***** Document segment
Time for the second Panel Mania of the month, this time previewing the wonderful Sophie Goldstein's first long-form work, The Oven.

Keep an eye on those insects within....

You can read Goldstein's mini-comics, which I also highly recommend, here:

In The Oven, Ignatz Award winning creator Sophie Goldstein places her characters in exactly that: a lawless community under a burning sun where people can escape the harsh population controls in a crowded world. A broody couple take centre stage in this subtle tale, science fiction on the surface and a familiar societal poison lurking beneath.

Originally serialized in black and white in the indie comics anthology Maple Key Comics, Goldstein’s six chapter story is presented here in glorious colour, orange-burnt beneath an unforgiving sky. Syd and Eric long for a baby, but with strict population controls enforced by the state, they see no choice other than to relocate to a backwater commune, off the grid and away from birth control.

The Oven is a book that unfolds slowly, gently even, as simple lines create this fable. A small encampment looks vast and empty, underlining a utopian vision that doesn’t quite line up with expectations. Syd is a beacon of optimism, but the corrupting influence of the outside world is never far from their doorstep. Perhaps even more dangerous is the insidious creep of gender conformity in an anarchic disguise - a small comment here, a sudden split there. It’s telling that the female friend Syd finds wears glasses at all times, blank eyes leaving no clue to the real soul beneath.

The colour palette, black and white, orange and grey, is both warm and foreboding, echoing within the blank skies and landscapes. Only a solitary bug type dances across the void in huge trailing swarms, bursting from the ground to escape up into the skies, leaving its influence behind.
**********
Exercises:
1. In the review of The Oven, where was the story first serialized, and in what format?
2. Decide whether each statement agrees with the review of The Oven, answering yes or no and quoting the words that settle it: (a) The Oven is a story in six chapters. (b) Syd and Eric relocate to a commune to get away from birth control. (c) The female friend Syd finds is sometimes shown without her glasses.
***** Records provided
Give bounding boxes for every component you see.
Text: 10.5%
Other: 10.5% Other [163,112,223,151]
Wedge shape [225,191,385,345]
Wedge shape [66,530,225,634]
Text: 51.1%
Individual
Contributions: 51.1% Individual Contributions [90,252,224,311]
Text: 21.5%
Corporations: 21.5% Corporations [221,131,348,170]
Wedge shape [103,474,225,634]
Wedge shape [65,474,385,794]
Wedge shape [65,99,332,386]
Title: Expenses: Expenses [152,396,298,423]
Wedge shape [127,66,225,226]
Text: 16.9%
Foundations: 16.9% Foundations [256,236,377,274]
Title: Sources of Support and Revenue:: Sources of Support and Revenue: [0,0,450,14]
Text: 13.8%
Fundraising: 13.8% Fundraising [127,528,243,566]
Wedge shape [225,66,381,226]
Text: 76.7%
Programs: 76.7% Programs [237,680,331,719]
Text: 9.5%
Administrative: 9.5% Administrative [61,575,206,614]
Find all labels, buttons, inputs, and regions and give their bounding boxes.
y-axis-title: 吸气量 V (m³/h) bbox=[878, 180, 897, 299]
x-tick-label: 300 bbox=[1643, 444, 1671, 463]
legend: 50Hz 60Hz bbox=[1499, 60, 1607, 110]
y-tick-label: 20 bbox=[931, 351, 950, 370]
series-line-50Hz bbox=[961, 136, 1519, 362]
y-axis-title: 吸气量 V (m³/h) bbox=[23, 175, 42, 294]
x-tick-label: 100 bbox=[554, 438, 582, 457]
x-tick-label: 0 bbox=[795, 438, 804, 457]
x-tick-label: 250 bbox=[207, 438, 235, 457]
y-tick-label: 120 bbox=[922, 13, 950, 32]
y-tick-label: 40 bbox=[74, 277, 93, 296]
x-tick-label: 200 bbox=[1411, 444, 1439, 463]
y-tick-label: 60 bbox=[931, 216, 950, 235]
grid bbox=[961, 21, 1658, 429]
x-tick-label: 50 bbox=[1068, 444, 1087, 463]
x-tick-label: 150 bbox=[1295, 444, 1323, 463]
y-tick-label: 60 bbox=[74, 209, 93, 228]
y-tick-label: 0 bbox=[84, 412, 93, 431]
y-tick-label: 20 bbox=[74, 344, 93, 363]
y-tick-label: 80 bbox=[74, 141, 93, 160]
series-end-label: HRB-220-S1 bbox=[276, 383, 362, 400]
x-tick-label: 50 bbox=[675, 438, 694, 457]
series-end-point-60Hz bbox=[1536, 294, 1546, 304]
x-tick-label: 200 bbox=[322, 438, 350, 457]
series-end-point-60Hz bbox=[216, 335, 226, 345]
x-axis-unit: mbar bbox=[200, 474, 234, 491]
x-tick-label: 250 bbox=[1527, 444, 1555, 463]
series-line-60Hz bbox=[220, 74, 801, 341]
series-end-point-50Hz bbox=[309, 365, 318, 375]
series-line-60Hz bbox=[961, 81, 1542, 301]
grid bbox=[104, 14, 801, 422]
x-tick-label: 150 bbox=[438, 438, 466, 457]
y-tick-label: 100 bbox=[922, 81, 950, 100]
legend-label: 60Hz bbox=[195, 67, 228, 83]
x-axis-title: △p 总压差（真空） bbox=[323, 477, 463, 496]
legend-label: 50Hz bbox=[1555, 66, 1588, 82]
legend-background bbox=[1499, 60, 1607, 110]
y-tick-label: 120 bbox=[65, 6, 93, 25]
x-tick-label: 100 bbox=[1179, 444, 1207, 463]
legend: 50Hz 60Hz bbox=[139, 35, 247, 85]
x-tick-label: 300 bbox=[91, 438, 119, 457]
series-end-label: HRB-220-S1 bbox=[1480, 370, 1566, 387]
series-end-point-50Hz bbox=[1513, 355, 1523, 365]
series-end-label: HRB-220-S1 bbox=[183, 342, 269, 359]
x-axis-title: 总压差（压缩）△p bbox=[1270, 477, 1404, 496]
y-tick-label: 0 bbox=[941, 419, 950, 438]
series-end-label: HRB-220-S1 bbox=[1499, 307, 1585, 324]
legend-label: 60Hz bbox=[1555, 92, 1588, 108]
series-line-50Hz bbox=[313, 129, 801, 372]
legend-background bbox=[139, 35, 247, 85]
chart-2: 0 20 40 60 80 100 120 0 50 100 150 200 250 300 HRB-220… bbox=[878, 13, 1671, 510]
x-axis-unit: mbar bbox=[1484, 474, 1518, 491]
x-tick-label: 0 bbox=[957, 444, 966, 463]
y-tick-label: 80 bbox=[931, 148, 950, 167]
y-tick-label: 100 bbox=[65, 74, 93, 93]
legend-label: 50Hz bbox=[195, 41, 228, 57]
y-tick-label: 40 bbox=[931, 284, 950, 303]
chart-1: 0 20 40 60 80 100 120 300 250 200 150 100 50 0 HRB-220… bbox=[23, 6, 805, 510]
**********
Per-task outputs:
1. It was first serialized in black and white in the indie comics anthology Maple Key Comics.

2.
(a) Yes: "Goldstein’s six chapter story"
(b) Yes: "relocate to a backwater commune, off the grid and away from birth control"
(c) No: "wears glasses at all times"